Answer with a single number, the count of lines holding the word "position".

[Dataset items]

────────────────────────────────────────

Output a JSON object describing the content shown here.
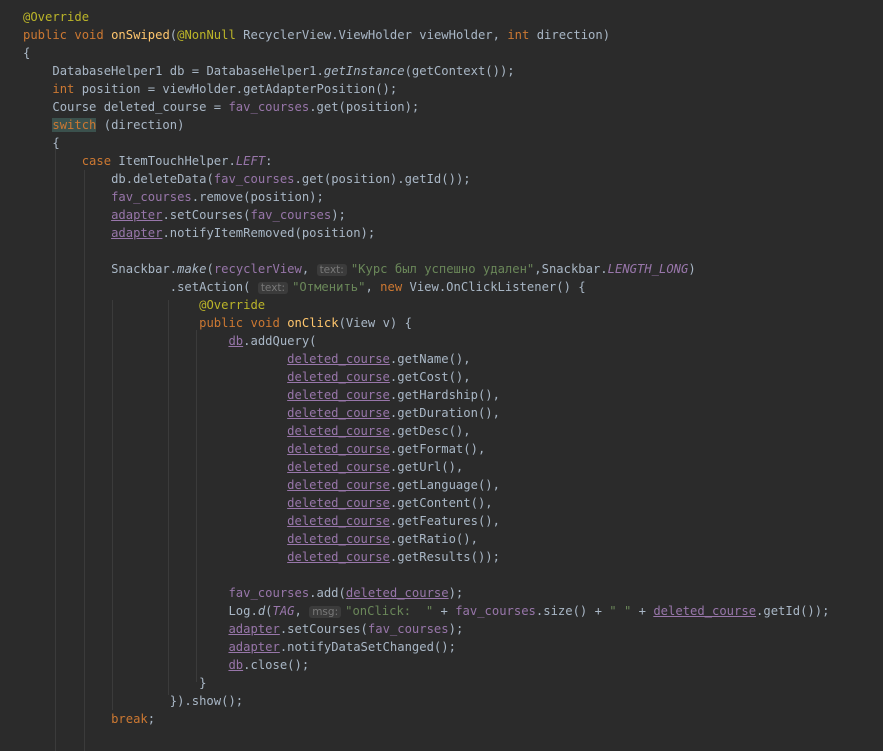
{
  "tokens": {
    "override": "@Override",
    "nonnull": "@NonNull",
    "public": "public",
    "void": "void",
    "int": "int",
    "new": "new",
    "switch": "switch",
    "case": "case",
    "break": "break",
    "onSwiped": "onSwiped",
    "onClick": "onClick",
    "viewHolderType": "RecyclerView.ViewHolder viewHolder,",
    "direction": "direction)",
    "brace_open": "{",
    "brace_close": "}",
    "dbhelper_decl": "DatabaseHelper1 db = DatabaseHelper1.",
    "getInstance": "getInstance",
    "getContext": "(getContext());",
    "position_decl": "position = viewHolder.getAdapterPosition();",
    "course_decl": "Course deleted_course = ",
    "fav_courses": "fav_courses",
    "get_position": ".get(position);",
    "switch_arg": "(direction)",
    "case_lhs": "ItemTouchHelper.",
    "LEFT": "LEFT",
    "colon": ":",
    "delete_call": "db.deleteData(",
    "get_pos_id": ".get(position).getId());",
    "remove_call": ".remove(position);",
    "adapter": "adapter",
    "setCourses": ".setCourses(",
    "close_paren_semi": ");",
    "notify_removed": ".notifyItemRemoved(position);",
    "snackbar_make": "Snackbar.",
    "make": "make",
    "recyclerView": "recyclerView",
    "comma": ",",
    "hint_text": "text:",
    "snackbar_msg": "\"Курс был успешно удален\"",
    "snackbar_len_prefix": ",Snackbar.",
    "LENGTH_LONG": "LENGTH_LONG",
    "paren_close": ")",
    "set_action": ".setAction(",
    "action_msg": "\"Отменить\"",
    "onclick_listener": "View.OnClickListener() {",
    "view_v": "(View v) {",
    "db": "db",
    "add_query": ".addQuery(",
    "deleted_course": "deleted_course",
    "get_name": ".getName(),",
    "get_cost": ".getCost(),",
    "get_hardship": ".getHardship(),",
    "get_duration": ".getDuration(),",
    "get_desc": ".getDesc(),",
    "get_format": ".getFormat(),",
    "get_url": ".getUrl(),",
    "get_language": ".getLanguage(),",
    "get_content": ".getContent(),",
    "get_features": ".getFeatures(),",
    "get_ratio": ".getRatio(),",
    "get_results": ".getResults());",
    "add_call": ".add(",
    "log_d": "Log.",
    "d": "d",
    "open_paren": "(",
    "TAG": "TAG",
    "hint_msg": "msg:",
    "onclick_str": "\"onClick:  \"",
    "plus": " + ",
    "size_call": ".size() + ",
    "space_str": "\" \"",
    "get_id_close": ".getId());",
    "notify_changed": ".notifyDataSetChanged();",
    "close_call": ".close();",
    "show_call": "}).show();"
  }
}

────────────────────────────────────────

# Solution to the problem:
5